EXERCISE AIM
Change every "svg-text" in the data below to "text-node" and keep everything else identical, leaving the pictures out of your answer.

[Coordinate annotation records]
^^^^^^^^^^^^^^^^

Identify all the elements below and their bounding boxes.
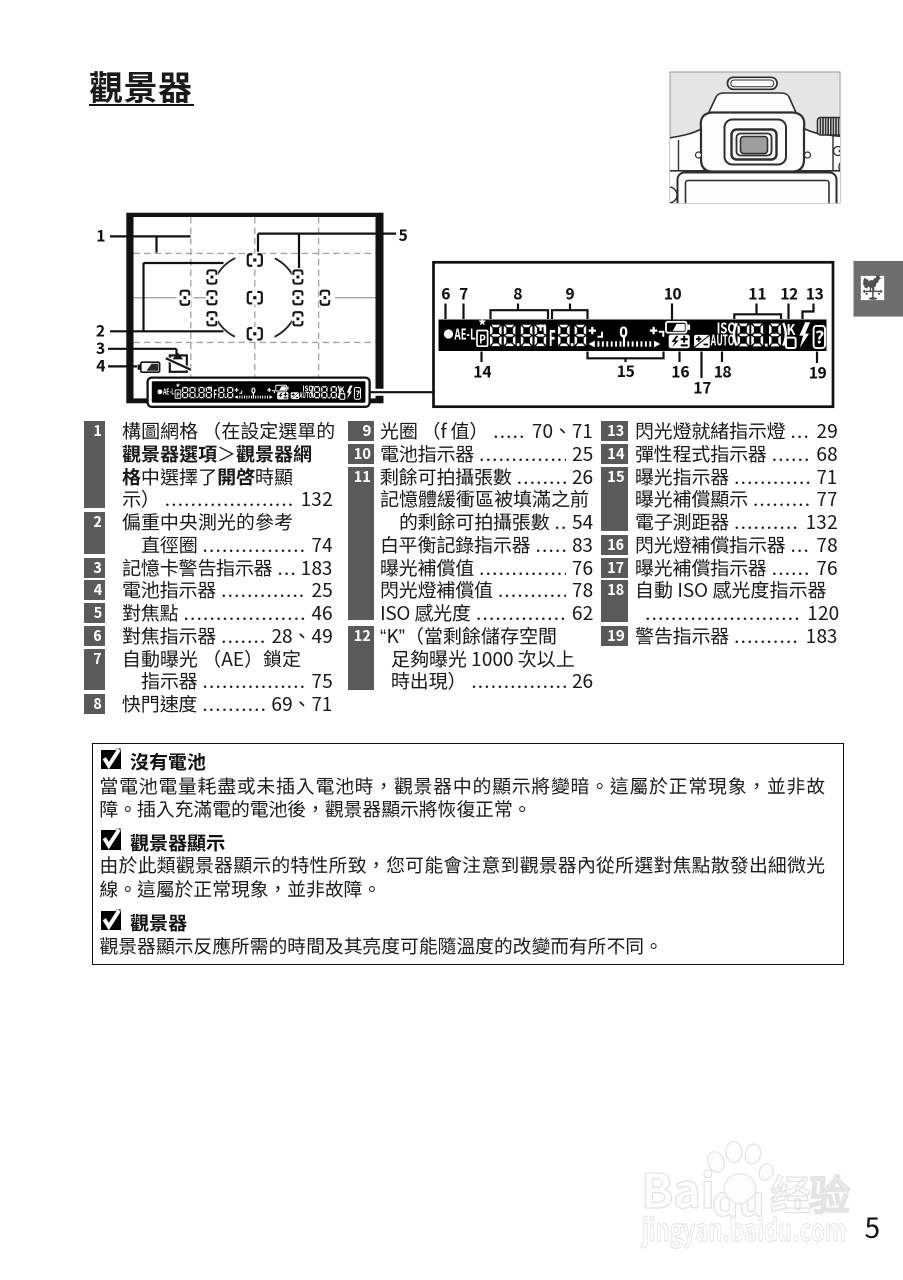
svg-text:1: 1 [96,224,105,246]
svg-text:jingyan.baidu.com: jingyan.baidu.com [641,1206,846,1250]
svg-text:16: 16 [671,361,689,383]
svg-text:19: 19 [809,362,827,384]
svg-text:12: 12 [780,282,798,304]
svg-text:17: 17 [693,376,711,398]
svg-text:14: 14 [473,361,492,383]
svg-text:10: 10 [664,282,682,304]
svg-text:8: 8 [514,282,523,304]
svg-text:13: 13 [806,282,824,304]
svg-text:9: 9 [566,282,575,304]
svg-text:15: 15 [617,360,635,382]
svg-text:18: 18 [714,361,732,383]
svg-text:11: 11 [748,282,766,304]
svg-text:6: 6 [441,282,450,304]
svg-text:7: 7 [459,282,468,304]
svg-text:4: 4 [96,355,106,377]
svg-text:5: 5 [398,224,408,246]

^^^^^^^^^^^^^^^^

FINISHED TASK
Identify all the elements below and their bounding boxes.
text-node:1: 1 [96,224,105,246]
text-node:jingyan.baidu.com: jingyan.baidu.com [641,1206,846,1250]
text-node:16: 16 [671,361,689,383]
text-node:19: 19 [809,362,827,384]
text-node:12: 12 [780,282,798,304]
text-node:17: 17 [693,376,711,398]
text-node:14: 14 [473,361,492,383]
text-node:10: 10 [664,282,682,304]
text-node:8: 8 [514,282,523,304]
text-node:13: 13 [806,282,824,304]
text-node:9: 9 [566,282,575,304]
text-node:15: 15 [617,360,635,382]
text-node:18: 18 [714,361,732,383]
text-node:11: 11 [748,282,766,304]
text-node:6: 6 [441,282,450,304]
text-node:7: 7 [459,282,468,304]
text-node:4: 4 [96,355,106,377]
text-node:5: 5 [398,224,408,246]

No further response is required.